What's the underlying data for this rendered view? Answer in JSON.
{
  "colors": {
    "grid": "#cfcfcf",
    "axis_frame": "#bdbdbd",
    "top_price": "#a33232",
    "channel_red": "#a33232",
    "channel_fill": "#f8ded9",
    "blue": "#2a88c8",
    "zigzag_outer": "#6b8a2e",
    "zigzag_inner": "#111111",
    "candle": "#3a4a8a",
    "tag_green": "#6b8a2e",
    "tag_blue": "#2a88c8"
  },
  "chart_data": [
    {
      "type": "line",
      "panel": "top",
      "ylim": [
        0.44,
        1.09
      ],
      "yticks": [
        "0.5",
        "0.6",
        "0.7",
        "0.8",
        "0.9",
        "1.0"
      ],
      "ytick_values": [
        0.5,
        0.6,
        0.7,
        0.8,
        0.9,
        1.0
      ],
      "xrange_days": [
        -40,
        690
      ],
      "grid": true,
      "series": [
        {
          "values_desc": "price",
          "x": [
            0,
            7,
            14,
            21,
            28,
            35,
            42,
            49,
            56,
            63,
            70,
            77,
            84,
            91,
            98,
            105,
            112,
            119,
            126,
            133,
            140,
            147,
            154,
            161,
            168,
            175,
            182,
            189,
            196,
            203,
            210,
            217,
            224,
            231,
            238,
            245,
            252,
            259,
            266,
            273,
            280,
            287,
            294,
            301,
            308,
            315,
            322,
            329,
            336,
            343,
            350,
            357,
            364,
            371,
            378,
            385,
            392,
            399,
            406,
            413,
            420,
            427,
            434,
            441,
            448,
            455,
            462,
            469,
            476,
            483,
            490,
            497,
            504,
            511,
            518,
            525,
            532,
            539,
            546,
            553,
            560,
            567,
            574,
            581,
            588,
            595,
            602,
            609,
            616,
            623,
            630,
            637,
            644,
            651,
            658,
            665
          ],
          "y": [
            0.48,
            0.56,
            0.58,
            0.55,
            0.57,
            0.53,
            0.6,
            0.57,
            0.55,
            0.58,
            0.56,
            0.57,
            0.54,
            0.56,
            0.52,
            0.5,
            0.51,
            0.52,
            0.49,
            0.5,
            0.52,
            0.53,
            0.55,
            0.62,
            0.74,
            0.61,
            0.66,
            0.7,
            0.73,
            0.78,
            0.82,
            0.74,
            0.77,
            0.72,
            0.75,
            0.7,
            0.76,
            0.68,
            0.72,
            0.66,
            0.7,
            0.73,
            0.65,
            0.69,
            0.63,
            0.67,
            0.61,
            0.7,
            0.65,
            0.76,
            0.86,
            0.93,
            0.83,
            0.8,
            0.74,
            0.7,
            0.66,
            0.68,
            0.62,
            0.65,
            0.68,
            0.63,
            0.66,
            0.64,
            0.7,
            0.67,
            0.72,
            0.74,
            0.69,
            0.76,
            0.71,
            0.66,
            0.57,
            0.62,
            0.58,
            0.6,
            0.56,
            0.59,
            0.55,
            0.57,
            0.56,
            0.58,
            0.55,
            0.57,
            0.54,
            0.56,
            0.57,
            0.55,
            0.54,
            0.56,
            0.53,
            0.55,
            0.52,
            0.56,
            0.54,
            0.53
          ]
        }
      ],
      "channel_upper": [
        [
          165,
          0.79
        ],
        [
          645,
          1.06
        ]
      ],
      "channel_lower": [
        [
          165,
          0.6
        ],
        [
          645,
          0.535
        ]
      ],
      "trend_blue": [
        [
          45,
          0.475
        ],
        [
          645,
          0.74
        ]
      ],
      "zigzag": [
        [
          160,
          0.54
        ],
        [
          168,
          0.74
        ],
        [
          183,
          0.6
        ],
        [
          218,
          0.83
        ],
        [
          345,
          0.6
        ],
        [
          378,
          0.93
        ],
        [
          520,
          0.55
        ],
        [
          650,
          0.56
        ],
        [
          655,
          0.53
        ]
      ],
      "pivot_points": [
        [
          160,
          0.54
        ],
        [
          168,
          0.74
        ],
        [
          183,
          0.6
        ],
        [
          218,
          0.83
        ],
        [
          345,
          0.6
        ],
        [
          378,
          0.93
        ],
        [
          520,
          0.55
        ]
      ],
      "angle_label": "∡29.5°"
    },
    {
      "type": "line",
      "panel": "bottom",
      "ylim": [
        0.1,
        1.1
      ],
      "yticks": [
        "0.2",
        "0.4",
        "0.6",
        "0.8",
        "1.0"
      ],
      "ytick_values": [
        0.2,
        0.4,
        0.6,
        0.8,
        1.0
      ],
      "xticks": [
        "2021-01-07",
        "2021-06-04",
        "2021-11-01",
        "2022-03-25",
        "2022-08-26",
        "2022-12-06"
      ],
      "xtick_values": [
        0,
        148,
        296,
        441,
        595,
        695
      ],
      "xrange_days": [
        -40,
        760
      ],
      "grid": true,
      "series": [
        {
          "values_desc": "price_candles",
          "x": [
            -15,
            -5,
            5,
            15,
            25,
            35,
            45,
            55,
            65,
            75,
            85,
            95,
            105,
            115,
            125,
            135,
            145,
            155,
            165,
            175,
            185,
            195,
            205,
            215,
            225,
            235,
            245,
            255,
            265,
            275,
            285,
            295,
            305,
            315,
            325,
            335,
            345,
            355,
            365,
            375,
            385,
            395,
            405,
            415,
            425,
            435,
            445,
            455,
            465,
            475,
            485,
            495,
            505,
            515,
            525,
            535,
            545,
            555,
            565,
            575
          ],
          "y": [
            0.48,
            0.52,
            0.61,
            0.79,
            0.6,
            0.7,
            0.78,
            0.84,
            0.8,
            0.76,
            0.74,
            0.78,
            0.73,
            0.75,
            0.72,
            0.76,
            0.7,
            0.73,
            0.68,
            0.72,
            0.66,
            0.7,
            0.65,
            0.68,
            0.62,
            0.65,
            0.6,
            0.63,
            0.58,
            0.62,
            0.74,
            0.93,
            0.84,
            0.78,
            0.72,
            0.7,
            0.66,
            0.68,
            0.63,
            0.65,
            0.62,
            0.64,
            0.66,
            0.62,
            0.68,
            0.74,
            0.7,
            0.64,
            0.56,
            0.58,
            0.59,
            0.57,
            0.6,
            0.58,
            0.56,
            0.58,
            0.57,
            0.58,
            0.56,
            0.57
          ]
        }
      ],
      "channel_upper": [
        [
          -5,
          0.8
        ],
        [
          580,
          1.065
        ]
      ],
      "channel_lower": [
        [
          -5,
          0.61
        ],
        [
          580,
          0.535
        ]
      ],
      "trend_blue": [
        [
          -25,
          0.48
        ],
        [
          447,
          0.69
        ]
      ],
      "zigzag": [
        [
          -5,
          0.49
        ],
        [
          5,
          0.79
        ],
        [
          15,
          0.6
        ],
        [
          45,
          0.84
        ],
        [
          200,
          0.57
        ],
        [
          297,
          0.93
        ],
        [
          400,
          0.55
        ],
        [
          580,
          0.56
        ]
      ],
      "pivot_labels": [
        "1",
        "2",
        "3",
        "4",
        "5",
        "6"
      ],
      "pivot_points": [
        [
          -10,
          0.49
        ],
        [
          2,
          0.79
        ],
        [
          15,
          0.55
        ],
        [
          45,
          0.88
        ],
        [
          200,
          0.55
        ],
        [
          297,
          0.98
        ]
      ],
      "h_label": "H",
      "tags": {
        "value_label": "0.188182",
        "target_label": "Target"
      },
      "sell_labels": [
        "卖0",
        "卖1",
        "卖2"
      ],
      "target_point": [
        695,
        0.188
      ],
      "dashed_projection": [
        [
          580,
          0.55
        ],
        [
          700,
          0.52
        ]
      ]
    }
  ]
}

═══

* [EXERCISE AIM]:
All of the data above should be transcribed exactly.

* [SOLUTION TO THIS EXERCISE]:
What's the underlying data for this rendered view? Answer in JSON.
{
  "colors": {
    "grid": "#cfcfcf",
    "axis_frame": "#bdbdbd",
    "top_price": "#a33232",
    "channel_red": "#a33232",
    "channel_fill": "#f8ded9",
    "blue": "#2a88c8",
    "zigzag_outer": "#6b8a2e",
    "zigzag_inner": "#111111",
    "candle": "#3a4a8a",
    "tag_green": "#6b8a2e",
    "tag_blue": "#2a88c8"
  },
  "chart_data": [
    {
      "type": "line",
      "panel": "top",
      "ylim": [
        0.44,
        1.09
      ],
      "yticks": [
        "0.5",
        "0.6",
        "0.7",
        "0.8",
        "0.9",
        "1.0"
      ],
      "ytick_values": [
        0.5,
        0.6,
        0.7,
        0.8,
        0.9,
        1.0
      ],
      "xrange_days": [
        -40,
        690
      ],
      "grid": true,
      "series": [
        {
          "values_desc": "price",
          "x": [
            0,
            7,
            14,
            21,
            28,
            35,
            42,
            49,
            56,
            63,
            70,
            77,
            84,
            91,
            98,
            105,
            112,
            119,
            126,
            133,
            140,
            147,
            154,
            161,
            168,
            175,
            182,
            189,
            196,
            203,
            210,
            217,
            224,
            231,
            238,
            245,
            252,
            259,
            266,
            273,
            280,
            287,
            294,
            301,
            308,
            315,
            322,
            329,
            336,
            343,
            350,
            357,
            364,
            371,
            378,
            385,
            392,
            399,
            406,
            413,
            420,
            427,
            434,
            441,
            448,
            455,
            462,
            469,
            476,
            483,
            490,
            497,
            504,
            511,
            518,
            525,
            532,
            539,
            546,
            553,
            560,
            567,
            574,
            581,
            588,
            595,
            602,
            609,
            616,
            623,
            630,
            637,
            644,
            651,
            658,
            665
          ],
          "y": [
            0.48,
            0.56,
            0.58,
            0.55,
            0.57,
            0.53,
            0.6,
            0.57,
            0.55,
            0.58,
            0.56,
            0.57,
            0.54,
            0.56,
            0.52,
            0.5,
            0.51,
            0.52,
            0.49,
            0.5,
            0.52,
            0.53,
            0.55,
            0.62,
            0.74,
            0.61,
            0.66,
            0.7,
            0.73,
            0.78,
            0.82,
            0.74,
            0.77,
            0.72,
            0.75,
            0.7,
            0.76,
            0.68,
            0.72,
            0.66,
            0.7,
            0.73,
            0.65,
            0.69,
            0.63,
            0.67,
            0.61,
            0.7,
            0.65,
            0.76,
            0.86,
            0.93,
            0.83,
            0.8,
            0.74,
            0.7,
            0.66,
            0.68,
            0.62,
            0.65,
            0.68,
            0.63,
            0.66,
            0.64,
            0.7,
            0.67,
            0.72,
            0.74,
            0.69,
            0.76,
            0.71,
            0.66,
            0.57,
            0.62,
            0.58,
            0.6,
            0.56,
            0.59,
            0.55,
            0.57,
            0.56,
            0.58,
            0.55,
            0.57,
            0.54,
            0.56,
            0.57,
            0.55,
            0.54,
            0.56,
            0.53,
            0.55,
            0.52,
            0.56,
            0.54,
            0.53
          ]
        }
      ],
      "channel_upper": [
        [
          165,
          0.79
        ],
        [
          645,
          1.06
        ]
      ],
      "channel_lower": [
        [
          165,
          0.6
        ],
        [
          645,
          0.535
        ]
      ],
      "trend_blue": [
        [
          45,
          0.475
        ],
        [
          645,
          0.74
        ]
      ],
      "zigzag": [
        [
          160,
          0.54
        ],
        [
          168,
          0.74
        ],
        [
          183,
          0.6
        ],
        [
          218,
          0.83
        ],
        [
          345,
          0.6
        ],
        [
          378,
          0.93
        ],
        [
          520,
          0.55
        ],
        [
          650,
          0.56
        ],
        [
          655,
          0.53
        ]
      ],
      "pivot_points": [
        [
          160,
          0.54
        ],
        [
          168,
          0.74
        ],
        [
          183,
          0.6
        ],
        [
          218,
          0.83
        ],
        [
          345,
          0.6
        ],
        [
          378,
          0.93
        ],
        [
          520,
          0.55
        ]
      ],
      "angle_label": "∡29.5°"
    },
    {
      "type": "line",
      "panel": "bottom",
      "ylim": [
        0.1,
        1.1
      ],
      "yticks": [
        "0.2",
        "0.4",
        "0.6",
        "0.8",
        "1.0"
      ],
      "ytick_values": [
        0.2,
        0.4,
        0.6,
        0.8,
        1.0
      ],
      "xticks": [
        "2021-01-07",
        "2021-06-04",
        "2021-11-01",
        "2022-03-25",
        "2022-08-26",
        "2022-12-06"
      ],
      "xtick_values": [
        0,
        148,
        296,
        441,
        595,
        695
      ],
      "xrange_days": [
        -40,
        760
      ],
      "grid": true,
      "series": [
        {
          "values_desc": "price_candles",
          "x": [
            -15,
            -5,
            5,
            15,
            25,
            35,
            45,
            55,
            65,
            75,
            85,
            95,
            105,
            115,
            125,
            135,
            145,
            155,
            165,
            175,
            185,
            195,
            205,
            215,
            225,
            235,
            245,
            255,
            265,
            275,
            285,
            295,
            305,
            315,
            325,
            335,
            345,
            355,
            365,
            375,
            385,
            395,
            405,
            415,
            425,
            435,
            445,
            455,
            465,
            475,
            485,
            495,
            505,
            515,
            525,
            535,
            545,
            555,
            565,
            575
          ],
          "y": [
            0.48,
            0.52,
            0.61,
            0.79,
            0.6,
            0.7,
            0.78,
            0.84,
            0.8,
            0.76,
            0.74,
            0.78,
            0.73,
            0.75,
            0.72,
            0.76,
            0.7,
            0.73,
            0.68,
            0.72,
            0.66,
            0.7,
            0.65,
            0.68,
            0.62,
            0.65,
            0.6,
            0.63,
            0.58,
            0.62,
            0.74,
            0.93,
            0.84,
            0.78,
            0.72,
            0.7,
            0.66,
            0.68,
            0.63,
            0.65,
            0.62,
            0.64,
            0.66,
            0.62,
            0.68,
            0.74,
            0.7,
            0.64,
            0.56,
            0.58,
            0.59,
            0.57,
            0.6,
            0.58,
            0.56,
            0.58,
            0.57,
            0.58,
            0.56,
            0.57
          ]
        }
      ],
      "channel_upper": [
        [
          -5,
          0.8
        ],
        [
          580,
          1.065
        ]
      ],
      "channel_lower": [
        [
          -5,
          0.61
        ],
        [
          580,
          0.535
        ]
      ],
      "trend_blue": [
        [
          -25,
          0.48
        ],
        [
          447,
          0.69
        ]
      ],
      "zigzag": [
        [
          -5,
          0.49
        ],
        [
          5,
          0.79
        ],
        [
          15,
          0.6
        ],
        [
          45,
          0.84
        ],
        [
          200,
          0.57
        ],
        [
          297,
          0.93
        ],
        [
          400,
          0.55
        ],
        [
          580,
          0.56
        ]
      ],
      "pivot_labels": [
        "1",
        "2",
        "3",
        "4",
        "5",
        "6"
      ],
      "pivot_points": [
        [
          -10,
          0.49
        ],
        [
          2,
          0.79
        ],
        [
          15,
          0.55
        ],
        [
          45,
          0.88
        ],
        [
          200,
          0.55
        ],
        [
          297,
          0.98
        ]
      ],
      "h_label": "H",
      "tags": {
        "value_label": "0.188182",
        "target_label": "Target"
      },
      "sell_labels": [
        "卖0",
        "卖1",
        "卖2"
      ],
      "target_point": [
        695,
        0.188
      ],
      "dashed_projection": [
        [
          580,
          0.55
        ],
        [
          700,
          0.52
        ]
      ]
    }
  ]
}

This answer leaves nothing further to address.